- [Dataset entries]
★ ★ ★ ★ ★ ★ ★

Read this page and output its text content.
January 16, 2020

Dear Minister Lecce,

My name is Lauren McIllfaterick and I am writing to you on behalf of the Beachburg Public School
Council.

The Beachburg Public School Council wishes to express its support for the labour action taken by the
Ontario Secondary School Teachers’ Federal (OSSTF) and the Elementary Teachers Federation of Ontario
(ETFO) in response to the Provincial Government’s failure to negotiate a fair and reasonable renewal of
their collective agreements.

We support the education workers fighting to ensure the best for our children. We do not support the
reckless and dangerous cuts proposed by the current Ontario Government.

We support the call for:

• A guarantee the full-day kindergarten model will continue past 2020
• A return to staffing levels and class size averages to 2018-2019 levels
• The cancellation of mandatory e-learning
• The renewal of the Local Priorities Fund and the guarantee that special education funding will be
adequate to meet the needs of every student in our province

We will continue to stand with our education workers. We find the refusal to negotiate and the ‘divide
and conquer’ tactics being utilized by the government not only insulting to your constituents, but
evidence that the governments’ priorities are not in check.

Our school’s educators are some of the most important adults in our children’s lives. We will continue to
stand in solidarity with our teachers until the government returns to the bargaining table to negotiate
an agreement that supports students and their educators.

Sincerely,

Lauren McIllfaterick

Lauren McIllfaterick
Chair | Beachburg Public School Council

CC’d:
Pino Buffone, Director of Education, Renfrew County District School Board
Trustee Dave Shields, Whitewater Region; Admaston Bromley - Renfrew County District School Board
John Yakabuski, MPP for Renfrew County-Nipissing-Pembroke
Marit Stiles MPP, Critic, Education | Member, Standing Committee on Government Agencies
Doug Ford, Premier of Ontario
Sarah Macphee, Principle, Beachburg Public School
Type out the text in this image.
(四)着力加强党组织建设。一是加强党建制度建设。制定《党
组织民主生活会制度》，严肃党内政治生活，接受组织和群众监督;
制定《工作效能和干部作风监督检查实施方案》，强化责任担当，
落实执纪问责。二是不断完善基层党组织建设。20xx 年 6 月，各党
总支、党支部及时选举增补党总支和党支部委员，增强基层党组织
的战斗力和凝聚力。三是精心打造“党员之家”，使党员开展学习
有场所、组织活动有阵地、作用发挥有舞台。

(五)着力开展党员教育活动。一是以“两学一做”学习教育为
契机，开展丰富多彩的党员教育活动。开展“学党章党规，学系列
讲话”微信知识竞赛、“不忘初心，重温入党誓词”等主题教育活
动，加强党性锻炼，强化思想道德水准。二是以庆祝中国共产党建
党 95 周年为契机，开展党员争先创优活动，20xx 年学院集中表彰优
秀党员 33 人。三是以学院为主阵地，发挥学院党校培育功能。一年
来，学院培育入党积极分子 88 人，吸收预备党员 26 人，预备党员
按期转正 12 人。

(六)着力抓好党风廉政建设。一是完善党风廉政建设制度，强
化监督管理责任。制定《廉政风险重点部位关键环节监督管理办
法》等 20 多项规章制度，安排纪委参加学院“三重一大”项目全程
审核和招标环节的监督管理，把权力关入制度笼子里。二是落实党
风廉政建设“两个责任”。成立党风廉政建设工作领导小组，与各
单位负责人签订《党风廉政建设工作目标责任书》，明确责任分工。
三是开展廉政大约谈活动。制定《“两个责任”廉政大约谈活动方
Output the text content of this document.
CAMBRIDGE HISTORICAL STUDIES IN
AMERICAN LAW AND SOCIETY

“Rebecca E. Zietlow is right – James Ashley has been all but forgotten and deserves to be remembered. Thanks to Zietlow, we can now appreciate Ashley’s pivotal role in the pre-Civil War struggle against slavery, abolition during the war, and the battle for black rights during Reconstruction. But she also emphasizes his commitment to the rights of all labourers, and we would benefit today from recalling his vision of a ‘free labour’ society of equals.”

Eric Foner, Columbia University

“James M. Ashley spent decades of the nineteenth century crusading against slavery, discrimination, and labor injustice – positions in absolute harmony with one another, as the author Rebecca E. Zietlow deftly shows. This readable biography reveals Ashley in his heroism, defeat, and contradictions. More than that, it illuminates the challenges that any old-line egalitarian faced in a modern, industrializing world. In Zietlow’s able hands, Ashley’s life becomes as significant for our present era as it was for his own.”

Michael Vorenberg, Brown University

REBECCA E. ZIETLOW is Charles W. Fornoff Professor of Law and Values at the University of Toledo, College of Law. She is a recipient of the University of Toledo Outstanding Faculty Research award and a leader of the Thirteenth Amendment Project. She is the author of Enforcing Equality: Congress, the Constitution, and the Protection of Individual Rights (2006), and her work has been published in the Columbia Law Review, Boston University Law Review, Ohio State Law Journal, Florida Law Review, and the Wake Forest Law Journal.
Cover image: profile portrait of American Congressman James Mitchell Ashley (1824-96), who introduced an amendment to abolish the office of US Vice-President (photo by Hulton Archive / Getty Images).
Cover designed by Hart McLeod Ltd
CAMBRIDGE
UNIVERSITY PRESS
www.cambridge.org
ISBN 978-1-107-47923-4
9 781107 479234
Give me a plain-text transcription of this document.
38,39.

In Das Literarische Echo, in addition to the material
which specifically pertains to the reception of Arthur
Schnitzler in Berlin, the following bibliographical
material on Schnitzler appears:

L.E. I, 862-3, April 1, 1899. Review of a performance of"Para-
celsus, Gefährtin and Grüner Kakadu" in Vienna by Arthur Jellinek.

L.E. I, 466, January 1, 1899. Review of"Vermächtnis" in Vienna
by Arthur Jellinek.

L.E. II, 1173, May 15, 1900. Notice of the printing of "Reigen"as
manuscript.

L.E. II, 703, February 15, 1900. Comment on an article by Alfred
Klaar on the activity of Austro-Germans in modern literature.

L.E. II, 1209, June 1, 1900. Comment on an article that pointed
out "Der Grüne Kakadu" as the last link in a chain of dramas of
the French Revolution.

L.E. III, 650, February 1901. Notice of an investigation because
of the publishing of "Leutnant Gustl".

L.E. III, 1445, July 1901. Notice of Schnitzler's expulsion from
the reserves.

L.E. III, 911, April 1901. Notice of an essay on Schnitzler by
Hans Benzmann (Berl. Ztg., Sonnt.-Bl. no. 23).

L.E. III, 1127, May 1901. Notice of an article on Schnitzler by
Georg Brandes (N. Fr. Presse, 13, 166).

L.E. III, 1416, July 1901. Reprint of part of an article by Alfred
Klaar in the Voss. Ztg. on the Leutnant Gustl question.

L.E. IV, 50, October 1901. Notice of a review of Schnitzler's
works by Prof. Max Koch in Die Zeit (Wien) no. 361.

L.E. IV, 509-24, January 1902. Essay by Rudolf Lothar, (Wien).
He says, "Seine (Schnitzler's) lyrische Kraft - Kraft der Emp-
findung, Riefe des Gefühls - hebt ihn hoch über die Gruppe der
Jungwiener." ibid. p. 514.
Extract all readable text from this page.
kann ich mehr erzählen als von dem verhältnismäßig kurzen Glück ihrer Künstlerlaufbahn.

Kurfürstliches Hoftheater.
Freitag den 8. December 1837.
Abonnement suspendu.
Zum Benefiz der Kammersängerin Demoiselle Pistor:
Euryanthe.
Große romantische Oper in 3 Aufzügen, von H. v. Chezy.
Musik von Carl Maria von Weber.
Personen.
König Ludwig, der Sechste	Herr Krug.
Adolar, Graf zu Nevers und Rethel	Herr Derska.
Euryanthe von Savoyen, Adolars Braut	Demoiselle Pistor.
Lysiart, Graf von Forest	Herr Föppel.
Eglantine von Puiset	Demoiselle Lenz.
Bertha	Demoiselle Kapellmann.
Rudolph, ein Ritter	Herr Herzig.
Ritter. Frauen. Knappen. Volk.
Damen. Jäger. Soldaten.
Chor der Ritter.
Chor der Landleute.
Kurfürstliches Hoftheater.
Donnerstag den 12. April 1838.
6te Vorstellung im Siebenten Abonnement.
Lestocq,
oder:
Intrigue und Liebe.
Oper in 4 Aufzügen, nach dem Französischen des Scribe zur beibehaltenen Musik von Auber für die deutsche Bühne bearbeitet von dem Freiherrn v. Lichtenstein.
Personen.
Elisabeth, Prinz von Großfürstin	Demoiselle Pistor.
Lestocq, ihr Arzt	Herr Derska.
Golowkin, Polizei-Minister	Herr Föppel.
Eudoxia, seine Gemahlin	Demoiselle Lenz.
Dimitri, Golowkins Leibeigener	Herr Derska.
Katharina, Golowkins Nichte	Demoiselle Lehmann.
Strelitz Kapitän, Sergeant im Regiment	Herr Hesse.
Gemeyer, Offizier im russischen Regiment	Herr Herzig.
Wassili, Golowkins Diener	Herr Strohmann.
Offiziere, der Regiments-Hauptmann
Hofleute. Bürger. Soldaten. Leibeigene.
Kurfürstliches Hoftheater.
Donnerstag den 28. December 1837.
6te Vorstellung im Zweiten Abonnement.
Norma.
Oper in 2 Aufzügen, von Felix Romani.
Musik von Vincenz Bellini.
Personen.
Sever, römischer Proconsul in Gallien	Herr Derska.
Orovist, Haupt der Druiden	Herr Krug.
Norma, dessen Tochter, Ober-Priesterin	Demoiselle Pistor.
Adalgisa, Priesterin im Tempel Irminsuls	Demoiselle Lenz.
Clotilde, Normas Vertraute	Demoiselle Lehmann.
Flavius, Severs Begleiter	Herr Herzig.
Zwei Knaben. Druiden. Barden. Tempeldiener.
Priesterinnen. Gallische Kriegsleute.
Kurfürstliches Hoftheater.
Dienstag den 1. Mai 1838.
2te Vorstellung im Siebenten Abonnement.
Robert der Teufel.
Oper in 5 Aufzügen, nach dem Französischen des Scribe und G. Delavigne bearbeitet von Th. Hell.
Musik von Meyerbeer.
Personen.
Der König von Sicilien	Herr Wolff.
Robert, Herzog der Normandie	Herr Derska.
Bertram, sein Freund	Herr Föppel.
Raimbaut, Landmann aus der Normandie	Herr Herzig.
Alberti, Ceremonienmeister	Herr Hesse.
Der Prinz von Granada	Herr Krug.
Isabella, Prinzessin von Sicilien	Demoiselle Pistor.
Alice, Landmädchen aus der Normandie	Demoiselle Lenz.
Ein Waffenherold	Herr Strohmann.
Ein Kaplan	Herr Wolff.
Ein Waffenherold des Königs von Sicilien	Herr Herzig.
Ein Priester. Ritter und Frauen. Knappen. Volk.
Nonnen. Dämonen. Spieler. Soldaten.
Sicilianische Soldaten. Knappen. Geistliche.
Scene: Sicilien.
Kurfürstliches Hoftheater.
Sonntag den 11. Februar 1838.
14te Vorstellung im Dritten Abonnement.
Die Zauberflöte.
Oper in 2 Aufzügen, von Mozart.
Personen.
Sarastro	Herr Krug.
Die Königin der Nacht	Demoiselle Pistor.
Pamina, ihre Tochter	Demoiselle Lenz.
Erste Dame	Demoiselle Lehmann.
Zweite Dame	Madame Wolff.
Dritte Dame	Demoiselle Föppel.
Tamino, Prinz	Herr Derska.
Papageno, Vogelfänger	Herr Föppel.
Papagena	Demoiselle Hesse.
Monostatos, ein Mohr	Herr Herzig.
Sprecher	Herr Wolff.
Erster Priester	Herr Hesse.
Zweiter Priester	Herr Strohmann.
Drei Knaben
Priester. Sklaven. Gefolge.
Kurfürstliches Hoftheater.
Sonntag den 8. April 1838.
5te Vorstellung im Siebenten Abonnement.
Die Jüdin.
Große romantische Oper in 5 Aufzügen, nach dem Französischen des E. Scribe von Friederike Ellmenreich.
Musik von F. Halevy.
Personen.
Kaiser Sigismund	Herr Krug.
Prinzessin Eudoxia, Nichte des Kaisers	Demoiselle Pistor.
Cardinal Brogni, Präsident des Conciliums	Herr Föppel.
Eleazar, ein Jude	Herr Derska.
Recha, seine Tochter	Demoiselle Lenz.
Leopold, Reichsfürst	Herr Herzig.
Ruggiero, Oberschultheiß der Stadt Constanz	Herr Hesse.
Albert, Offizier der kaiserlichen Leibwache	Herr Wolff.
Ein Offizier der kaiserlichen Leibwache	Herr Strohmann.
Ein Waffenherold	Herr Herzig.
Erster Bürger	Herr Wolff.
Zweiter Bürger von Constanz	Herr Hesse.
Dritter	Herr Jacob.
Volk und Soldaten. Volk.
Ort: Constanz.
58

★ ★ ★ ★ ★ ★ ★

- [Request] Scan the material above. Extract every line in which the word "Große" occurs.

- [Reply to the task]
Große romantische Oper in 3 Aufzügen, von H. v. Chezy.
Große romantische Oper in 5 Aufzügen, nach dem Französischen des E. Scribe von Friederike Ellmenreich.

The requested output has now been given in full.